* [Data entries for graphics]
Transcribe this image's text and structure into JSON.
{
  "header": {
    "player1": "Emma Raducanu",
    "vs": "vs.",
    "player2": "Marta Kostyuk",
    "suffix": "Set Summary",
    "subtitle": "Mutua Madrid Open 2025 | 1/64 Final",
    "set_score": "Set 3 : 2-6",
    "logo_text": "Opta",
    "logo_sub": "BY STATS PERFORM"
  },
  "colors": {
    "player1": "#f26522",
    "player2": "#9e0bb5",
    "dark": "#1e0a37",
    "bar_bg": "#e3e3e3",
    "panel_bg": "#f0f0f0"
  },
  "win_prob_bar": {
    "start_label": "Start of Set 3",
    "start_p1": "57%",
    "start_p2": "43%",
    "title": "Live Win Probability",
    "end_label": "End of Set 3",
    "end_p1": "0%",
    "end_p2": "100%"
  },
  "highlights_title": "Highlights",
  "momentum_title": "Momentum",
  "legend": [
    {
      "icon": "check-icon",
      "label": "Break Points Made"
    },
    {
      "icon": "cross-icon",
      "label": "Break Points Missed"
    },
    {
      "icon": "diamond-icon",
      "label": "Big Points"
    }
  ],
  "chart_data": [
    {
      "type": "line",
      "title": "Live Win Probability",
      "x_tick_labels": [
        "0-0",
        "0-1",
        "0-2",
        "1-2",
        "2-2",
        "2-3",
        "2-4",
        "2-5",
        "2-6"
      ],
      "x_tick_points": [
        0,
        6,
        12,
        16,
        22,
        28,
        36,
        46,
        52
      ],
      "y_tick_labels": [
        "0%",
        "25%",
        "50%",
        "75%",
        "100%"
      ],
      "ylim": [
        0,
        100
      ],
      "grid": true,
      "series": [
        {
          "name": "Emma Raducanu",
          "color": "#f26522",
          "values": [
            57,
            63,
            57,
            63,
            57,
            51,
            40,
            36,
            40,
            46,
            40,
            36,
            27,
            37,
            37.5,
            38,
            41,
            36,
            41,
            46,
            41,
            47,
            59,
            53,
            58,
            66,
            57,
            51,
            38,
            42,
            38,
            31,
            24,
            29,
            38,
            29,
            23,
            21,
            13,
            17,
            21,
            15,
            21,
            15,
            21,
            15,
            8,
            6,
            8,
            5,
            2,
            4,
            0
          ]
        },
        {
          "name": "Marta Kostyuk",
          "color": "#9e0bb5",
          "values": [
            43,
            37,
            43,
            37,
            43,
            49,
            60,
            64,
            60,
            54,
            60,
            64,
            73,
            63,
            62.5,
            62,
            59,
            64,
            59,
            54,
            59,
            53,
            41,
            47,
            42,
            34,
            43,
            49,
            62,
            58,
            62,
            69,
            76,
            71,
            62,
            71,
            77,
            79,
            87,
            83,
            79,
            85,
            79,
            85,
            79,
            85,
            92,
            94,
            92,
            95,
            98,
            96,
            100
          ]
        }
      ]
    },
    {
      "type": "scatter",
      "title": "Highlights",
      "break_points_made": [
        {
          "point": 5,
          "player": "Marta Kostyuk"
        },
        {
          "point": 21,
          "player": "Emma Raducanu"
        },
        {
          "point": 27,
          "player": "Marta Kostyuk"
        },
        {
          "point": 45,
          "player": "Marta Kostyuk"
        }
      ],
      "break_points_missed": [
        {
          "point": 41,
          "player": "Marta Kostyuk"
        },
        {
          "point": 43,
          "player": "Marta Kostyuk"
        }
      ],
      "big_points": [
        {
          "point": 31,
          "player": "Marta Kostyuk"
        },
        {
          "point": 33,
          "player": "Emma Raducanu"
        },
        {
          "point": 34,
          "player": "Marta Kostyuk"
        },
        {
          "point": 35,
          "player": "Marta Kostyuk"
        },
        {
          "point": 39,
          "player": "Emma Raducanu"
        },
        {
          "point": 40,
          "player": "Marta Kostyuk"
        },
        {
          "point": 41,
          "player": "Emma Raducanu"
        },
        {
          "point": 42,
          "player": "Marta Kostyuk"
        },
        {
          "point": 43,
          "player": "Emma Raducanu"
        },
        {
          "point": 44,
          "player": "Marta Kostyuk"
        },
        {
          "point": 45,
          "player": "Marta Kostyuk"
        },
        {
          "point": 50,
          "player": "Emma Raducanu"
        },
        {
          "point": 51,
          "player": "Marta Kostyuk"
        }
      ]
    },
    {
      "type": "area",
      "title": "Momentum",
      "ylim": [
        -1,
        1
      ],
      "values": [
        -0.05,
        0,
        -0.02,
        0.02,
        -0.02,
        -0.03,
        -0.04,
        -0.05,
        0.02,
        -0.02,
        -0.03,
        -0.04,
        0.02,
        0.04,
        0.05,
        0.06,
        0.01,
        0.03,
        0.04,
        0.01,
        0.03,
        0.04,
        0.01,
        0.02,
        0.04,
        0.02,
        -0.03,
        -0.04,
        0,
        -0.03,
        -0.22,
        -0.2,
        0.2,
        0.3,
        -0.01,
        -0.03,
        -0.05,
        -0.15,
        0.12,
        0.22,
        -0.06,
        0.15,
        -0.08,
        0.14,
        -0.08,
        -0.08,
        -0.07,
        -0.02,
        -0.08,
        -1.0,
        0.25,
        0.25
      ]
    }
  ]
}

* [Work to do] Look above for every line with the word "Highlights" and copy it.

* [Exercise answer]
  "highlights_title": "Highlights",
      "title": "Highlights",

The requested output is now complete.